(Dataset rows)
+++

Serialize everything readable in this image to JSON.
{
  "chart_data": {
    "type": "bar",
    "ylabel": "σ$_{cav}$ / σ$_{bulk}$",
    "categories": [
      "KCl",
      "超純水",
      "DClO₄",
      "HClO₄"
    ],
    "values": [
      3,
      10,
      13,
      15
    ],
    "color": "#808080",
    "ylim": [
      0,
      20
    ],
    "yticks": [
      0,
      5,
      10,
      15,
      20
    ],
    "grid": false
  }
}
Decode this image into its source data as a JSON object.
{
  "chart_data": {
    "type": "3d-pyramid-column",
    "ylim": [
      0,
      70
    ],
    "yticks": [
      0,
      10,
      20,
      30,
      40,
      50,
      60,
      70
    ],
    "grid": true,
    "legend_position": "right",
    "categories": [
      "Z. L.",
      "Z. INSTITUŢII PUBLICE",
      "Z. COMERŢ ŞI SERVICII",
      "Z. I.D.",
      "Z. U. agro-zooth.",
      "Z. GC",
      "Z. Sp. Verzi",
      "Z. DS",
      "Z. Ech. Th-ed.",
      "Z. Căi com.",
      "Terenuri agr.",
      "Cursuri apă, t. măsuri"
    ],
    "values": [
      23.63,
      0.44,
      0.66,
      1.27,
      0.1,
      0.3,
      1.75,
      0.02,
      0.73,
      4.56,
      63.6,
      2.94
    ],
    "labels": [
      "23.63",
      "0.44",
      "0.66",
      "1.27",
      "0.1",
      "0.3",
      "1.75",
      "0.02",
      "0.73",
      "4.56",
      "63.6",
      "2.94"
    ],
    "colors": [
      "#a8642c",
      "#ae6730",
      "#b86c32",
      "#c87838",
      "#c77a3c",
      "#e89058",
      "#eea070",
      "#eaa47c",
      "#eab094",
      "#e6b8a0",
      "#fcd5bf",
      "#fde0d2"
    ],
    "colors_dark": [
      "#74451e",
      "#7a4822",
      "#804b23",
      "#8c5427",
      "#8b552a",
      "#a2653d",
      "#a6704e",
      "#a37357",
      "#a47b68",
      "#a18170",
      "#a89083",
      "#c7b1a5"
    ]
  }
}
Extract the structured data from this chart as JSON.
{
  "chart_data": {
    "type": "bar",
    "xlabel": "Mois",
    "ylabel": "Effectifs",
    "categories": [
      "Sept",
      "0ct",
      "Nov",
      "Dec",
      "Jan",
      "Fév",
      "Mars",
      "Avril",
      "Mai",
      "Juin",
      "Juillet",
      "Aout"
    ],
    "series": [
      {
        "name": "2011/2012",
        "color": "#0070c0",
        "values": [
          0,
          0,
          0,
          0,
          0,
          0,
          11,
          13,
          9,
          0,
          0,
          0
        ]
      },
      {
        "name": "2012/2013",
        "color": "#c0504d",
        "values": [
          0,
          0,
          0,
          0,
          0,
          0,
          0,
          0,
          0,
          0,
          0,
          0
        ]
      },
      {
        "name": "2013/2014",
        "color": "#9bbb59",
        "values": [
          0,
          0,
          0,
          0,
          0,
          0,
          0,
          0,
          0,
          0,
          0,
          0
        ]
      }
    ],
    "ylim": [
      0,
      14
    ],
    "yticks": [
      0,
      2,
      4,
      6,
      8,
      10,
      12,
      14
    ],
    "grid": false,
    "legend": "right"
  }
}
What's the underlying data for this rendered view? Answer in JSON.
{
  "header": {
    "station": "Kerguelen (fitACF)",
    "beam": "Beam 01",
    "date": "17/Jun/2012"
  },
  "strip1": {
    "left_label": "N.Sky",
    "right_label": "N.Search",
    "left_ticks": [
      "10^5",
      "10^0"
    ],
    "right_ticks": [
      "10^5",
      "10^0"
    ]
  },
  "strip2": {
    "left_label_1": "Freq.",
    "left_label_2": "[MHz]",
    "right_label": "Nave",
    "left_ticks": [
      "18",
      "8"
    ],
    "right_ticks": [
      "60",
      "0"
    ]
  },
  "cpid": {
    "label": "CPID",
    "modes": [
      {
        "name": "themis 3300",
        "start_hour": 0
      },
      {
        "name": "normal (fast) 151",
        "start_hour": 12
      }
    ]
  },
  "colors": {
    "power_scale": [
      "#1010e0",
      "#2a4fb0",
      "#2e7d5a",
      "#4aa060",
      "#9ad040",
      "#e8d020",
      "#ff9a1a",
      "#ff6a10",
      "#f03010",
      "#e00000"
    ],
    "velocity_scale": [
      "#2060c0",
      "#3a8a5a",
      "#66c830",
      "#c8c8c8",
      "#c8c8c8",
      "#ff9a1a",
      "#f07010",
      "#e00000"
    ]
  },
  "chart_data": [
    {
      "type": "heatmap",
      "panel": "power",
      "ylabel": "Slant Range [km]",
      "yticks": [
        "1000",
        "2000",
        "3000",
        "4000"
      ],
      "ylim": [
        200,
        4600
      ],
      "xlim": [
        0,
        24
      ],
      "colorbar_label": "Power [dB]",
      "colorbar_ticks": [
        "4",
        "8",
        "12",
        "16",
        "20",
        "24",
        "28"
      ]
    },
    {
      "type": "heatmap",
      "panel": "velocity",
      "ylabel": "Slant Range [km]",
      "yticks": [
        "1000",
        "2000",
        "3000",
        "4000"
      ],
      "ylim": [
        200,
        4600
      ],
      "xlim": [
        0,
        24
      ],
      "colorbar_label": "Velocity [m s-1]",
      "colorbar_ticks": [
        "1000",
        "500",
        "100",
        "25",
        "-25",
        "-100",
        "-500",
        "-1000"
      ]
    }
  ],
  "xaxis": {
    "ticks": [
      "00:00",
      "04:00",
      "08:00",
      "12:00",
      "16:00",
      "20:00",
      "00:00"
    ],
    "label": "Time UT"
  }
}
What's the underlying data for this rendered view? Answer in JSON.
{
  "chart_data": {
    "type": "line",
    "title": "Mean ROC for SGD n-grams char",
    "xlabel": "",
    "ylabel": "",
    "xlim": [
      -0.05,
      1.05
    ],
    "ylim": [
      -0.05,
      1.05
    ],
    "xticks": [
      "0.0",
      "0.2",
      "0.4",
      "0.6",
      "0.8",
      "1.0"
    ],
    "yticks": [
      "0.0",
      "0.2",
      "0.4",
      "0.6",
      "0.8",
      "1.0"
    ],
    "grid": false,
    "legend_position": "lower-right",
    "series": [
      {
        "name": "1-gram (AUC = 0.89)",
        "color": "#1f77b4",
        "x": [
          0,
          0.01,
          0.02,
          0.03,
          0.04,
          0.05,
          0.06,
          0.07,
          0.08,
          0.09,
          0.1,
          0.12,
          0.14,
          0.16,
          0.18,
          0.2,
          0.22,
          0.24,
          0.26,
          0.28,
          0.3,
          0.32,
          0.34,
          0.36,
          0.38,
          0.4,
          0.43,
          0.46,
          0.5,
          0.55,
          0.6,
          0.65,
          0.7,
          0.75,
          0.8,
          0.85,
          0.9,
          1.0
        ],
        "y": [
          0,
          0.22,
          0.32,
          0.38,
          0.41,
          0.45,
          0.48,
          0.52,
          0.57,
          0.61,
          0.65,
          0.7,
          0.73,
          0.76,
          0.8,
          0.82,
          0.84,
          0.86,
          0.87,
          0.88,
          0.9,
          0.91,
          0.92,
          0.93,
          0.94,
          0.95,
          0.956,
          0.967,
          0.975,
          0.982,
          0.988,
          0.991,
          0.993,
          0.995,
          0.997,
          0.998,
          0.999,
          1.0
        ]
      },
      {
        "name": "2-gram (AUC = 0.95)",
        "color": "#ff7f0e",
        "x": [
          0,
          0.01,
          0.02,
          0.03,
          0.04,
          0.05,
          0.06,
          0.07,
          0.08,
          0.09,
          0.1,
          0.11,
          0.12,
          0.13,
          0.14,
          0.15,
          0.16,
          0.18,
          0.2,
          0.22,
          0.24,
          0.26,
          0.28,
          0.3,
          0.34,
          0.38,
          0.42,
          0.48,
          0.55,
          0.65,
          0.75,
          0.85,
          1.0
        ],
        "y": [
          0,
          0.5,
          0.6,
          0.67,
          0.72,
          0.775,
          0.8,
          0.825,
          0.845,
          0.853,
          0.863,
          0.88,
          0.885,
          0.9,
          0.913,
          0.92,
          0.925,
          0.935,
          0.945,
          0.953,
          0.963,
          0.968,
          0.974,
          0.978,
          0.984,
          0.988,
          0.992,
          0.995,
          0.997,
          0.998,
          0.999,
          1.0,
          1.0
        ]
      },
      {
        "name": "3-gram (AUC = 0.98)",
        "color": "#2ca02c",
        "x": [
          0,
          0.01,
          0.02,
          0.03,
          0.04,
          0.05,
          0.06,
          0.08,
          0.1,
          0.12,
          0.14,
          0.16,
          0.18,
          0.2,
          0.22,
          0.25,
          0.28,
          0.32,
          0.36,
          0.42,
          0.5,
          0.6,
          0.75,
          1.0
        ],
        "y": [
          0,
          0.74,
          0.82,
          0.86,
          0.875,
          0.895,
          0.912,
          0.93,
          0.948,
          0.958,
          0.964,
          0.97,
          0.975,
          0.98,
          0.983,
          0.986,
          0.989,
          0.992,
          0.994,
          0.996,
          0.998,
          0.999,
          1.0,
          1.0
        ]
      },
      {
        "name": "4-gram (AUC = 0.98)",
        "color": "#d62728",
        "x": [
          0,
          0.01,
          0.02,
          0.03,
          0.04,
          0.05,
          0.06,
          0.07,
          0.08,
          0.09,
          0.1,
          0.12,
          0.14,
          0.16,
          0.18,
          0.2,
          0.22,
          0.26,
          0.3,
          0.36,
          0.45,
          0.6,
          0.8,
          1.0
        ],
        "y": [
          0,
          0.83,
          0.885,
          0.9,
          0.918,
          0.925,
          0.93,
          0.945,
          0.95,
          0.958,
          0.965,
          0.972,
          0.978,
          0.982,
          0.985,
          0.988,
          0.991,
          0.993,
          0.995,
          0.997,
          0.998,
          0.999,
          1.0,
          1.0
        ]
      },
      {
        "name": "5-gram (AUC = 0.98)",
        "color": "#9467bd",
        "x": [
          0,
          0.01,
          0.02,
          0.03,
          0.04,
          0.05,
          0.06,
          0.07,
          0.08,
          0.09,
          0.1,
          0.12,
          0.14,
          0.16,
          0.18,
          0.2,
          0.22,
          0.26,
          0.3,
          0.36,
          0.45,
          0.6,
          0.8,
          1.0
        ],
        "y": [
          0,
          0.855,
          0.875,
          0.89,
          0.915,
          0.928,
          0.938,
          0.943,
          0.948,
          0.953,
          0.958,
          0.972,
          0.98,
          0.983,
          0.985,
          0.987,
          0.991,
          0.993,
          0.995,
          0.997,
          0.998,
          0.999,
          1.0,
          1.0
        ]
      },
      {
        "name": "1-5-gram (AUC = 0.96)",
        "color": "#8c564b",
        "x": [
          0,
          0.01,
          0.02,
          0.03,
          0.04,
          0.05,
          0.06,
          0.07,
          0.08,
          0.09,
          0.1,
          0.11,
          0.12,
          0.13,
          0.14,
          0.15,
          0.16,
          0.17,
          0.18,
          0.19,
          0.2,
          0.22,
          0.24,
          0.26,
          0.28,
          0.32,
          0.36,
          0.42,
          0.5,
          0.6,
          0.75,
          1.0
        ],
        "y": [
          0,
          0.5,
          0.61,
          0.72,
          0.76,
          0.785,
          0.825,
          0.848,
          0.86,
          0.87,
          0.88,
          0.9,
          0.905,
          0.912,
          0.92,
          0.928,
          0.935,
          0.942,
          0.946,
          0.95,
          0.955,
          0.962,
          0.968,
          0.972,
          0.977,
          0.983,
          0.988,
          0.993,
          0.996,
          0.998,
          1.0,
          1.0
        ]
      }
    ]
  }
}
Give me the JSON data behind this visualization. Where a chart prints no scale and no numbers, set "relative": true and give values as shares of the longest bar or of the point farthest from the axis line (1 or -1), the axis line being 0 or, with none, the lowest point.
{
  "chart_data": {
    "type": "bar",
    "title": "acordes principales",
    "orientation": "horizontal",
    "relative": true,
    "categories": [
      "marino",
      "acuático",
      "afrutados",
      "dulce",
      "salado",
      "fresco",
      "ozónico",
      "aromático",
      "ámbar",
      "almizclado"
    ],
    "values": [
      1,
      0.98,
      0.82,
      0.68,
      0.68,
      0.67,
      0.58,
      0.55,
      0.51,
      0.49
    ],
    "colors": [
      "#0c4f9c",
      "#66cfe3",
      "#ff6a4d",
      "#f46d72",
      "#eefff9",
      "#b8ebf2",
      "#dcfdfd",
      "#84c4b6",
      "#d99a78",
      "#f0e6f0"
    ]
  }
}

+++

#### [Exercise details]
From the data, list each line in which the string "this" appears.

#### [Answer to the problem]
Serialize everything readable in this image to JSON.
Decode this image into its source data as a JSON object.
Extract the structured data from this chart as JSON.
What's the underlying data for this rendered view? Answer in JSON.
What's the underlying data for this rendered view? Answer in JSON.
Give me the JSON data behind this visualization. Where a chart prints no scale and no numbers, set "relative": true and give values as shares of the longest bar or of the point farthest from the axis line (1 or -1), the axis line being 0 or, with none, the lowest point.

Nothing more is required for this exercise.